# Task description
Switch "lock-icon" to "padlock-icon" in the lines from the start through the line with "wifi-master-row[interactable]: Wi-Fi <box>330", and give those lines again with nothing else changed.

==*==

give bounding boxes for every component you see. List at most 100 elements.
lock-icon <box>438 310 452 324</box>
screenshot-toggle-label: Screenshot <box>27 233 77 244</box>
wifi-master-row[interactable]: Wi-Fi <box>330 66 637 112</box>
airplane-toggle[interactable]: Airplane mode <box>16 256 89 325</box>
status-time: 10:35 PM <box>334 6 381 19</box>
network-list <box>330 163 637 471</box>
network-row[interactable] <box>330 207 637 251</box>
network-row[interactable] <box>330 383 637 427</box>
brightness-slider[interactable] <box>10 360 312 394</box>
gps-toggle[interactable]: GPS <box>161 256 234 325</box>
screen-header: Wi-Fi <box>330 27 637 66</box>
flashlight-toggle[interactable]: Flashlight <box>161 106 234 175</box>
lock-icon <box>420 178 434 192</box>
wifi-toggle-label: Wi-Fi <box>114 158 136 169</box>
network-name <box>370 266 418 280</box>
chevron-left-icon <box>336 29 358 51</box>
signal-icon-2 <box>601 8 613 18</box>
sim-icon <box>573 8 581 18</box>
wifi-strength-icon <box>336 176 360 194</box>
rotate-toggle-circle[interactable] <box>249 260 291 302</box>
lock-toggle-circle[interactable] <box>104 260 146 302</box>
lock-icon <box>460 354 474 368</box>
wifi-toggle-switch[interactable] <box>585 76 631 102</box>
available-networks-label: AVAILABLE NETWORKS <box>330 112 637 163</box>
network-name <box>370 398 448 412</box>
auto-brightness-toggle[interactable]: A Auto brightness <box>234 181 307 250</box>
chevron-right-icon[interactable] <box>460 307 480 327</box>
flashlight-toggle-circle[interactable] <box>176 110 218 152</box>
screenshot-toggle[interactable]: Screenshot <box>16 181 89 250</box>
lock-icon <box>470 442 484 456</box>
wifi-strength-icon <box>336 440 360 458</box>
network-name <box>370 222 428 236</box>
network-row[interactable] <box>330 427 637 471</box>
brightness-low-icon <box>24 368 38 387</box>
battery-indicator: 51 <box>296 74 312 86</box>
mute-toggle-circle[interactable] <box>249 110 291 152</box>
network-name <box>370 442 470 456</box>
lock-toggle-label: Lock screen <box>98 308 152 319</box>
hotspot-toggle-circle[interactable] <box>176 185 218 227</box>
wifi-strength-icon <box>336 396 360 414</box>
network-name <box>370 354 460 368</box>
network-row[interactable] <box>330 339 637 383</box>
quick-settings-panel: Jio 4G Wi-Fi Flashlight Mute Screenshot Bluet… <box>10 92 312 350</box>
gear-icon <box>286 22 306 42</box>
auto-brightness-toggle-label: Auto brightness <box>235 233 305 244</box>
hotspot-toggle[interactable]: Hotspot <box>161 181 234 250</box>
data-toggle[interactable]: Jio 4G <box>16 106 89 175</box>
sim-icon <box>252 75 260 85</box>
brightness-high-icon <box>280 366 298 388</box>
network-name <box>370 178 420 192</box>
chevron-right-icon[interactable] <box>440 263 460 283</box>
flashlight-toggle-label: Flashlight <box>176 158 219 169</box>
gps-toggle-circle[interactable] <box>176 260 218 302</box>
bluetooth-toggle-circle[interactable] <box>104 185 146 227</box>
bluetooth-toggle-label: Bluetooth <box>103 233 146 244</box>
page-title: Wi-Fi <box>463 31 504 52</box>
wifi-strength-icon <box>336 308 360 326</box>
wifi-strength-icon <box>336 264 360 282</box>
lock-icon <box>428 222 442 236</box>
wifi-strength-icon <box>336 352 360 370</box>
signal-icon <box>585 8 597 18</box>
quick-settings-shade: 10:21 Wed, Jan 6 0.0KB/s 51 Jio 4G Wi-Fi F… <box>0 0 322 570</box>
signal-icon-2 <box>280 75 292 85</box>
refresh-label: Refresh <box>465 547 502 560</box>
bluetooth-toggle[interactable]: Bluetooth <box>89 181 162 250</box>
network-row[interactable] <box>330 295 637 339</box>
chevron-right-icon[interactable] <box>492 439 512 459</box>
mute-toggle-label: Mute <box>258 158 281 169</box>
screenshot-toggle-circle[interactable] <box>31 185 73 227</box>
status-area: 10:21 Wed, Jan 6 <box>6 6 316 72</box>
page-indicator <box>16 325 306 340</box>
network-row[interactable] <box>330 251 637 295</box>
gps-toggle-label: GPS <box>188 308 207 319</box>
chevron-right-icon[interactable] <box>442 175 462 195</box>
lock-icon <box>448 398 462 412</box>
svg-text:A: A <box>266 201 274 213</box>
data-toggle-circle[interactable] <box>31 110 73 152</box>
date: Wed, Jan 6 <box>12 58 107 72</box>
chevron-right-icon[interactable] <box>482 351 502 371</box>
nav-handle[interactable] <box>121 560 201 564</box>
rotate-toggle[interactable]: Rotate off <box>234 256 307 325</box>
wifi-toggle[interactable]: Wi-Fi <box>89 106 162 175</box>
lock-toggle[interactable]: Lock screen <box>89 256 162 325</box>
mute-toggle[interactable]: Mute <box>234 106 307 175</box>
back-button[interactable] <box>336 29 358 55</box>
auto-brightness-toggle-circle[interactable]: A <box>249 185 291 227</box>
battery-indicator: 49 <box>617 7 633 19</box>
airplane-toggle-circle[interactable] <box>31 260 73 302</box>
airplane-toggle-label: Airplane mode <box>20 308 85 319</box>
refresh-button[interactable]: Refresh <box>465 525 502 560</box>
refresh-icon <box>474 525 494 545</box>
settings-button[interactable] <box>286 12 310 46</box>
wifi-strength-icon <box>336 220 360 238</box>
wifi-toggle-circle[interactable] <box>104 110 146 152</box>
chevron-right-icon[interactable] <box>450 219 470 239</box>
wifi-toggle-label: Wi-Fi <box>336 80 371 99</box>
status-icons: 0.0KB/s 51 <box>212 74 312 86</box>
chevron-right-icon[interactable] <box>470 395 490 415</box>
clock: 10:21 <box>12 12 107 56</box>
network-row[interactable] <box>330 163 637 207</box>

==*==

# Response to this task
give bounding boxes for every component you see. List at most 100 elements.
padlock-icon <box>438 310 452 324</box>
screenshot-toggle-label: Screenshot <box>27 233 77 244</box>
wifi-master-row[interactable]: Wi-Fi <box>330 66 637 112</box>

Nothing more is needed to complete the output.